**EXTRACTED RECORDS**

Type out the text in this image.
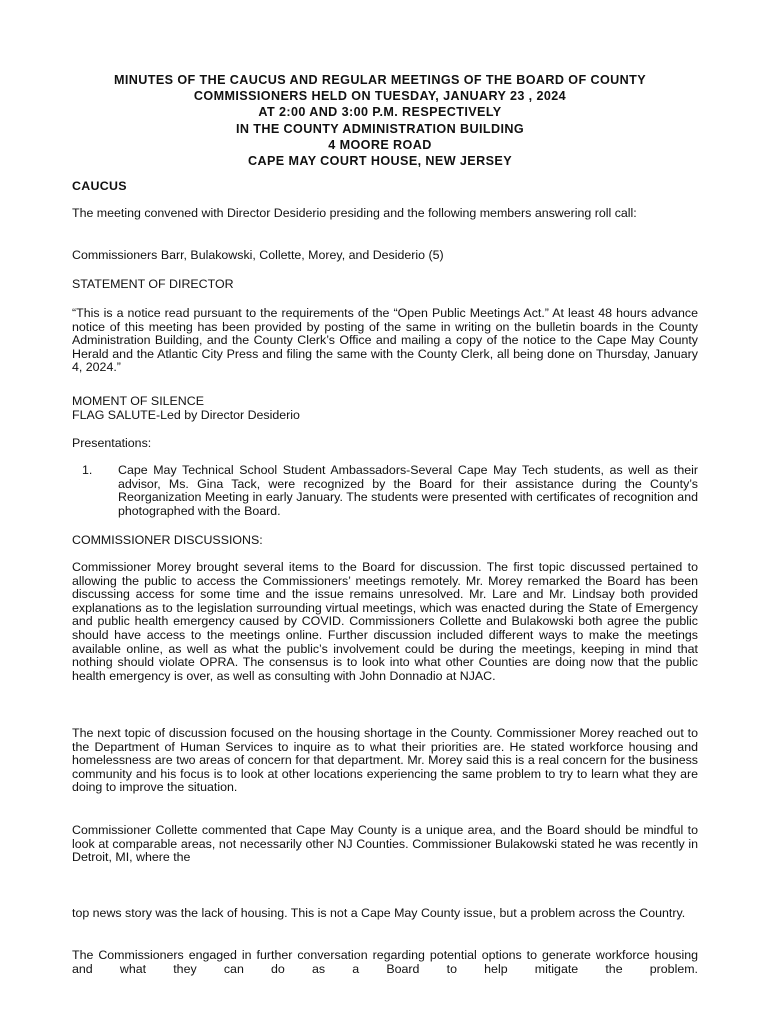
MINUTES OF THE CAUCUS AND REGULAR MEETINGS OF THE BOARD OF COUNTY
COMMISSIONERS HELD ON TUESDAY, JANUARY 23 , 2024
AT 2:00 AND 3:00 P.M. RESPECTIVELY
IN THE COUNTY ADMINISTRATION BUILDING
4 MOORE ROAD
CAPE MAY COURT HOUSE, NEW JERSEY
CAUCUS
The meeting convened with Director Desiderio presiding and the following members answering roll call:
Commissioners Barr, Bulakowski, Collette, Morey, and Desiderio (5)
STATEMENT OF DIRECTOR
“This is a notice read pursuant to the requirements of the “Open Public Meetings Act.” At least 48 hours advance notice of this meeting has been provided by posting of the same in writing on the bulletin boards in the County Administration Building, and the County Clerk’s Office and mailing a copy of the notice to the Cape May County Herald and the Atlantic City Press and filing the same with the County Clerk, all being done on Thursday, January 4, 2024.”
MOMENT OF SILENCE
FLAG SALUTE-Led by Director Desiderio
Presentations:
1. Cape May Technical School Student Ambassadors-Several Cape May Tech students, as well as their advisor, Ms. Gina Tack, were recognized by the Board for their assistance during the County’s Reorganization Meeting in early January. The students were presented with certificates of recognition and photographed with the Board.
COMMISSIONER DISCUSSIONS:
Commissioner Morey brought several items to the Board for discussion. The first topic discussed pertained to allowing the public to access the Commissioners’ meetings remotely. Mr. Morey remarked the Board has been discussing access for some time and the issue remains unresolved. Mr. Lare and Mr. Lindsay both provided explanations as to the legislation surrounding virtual meetings, which was enacted during the State of Emergency and public health emergency caused by COVID. Commissioners Collette and Bulakowski both agree the public should have access to the meetings online. Further discussion included different ways to make the meetings available online, as well as what the public’s involvement could be during the meetings, keeping in mind that nothing should violate OPRA. The consensus is to look into what other Counties are doing now that the public health emergency is over, as well as consulting with John Donnadio at NJAC.
The next topic of discussion focused on the housing shortage in the County. Commissioner Morey reached out to the Department of Human Services to inquire as to what their priorities are. He stated workforce housing and homelessness are two areas of concern for that department. Mr. Morey said this is a real concern for the business community and his focus is to look at other locations experiencing the same problem to try to learn what they are doing to improve the situation.
Commissioner Collette commented that Cape May County is a unique area, and the Board should be mindful to look at comparable areas, not necessarily other NJ Counties. Commissioner Bulakowski stated he was recently in Detroit, MI, where the
top news story was the lack of housing. This is not a Cape May County issue, but a problem across the Country.
The Commissioners engaged in further conversation regarding potential options to generate workforce housing and what they can do as a Board to help mitigate the problem.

**DO THIS**
Scan the data above and copy every line with "Desiderio" in it.

**OUTPUT FOR THIS TASK**
The meeting convened with Director Desiderio presiding and the following members answering roll call:
Commissioners Barr, Bulakowski, Collette, Morey, and Desiderio (5)
FLAG SALUTE-Led by Director Desiderio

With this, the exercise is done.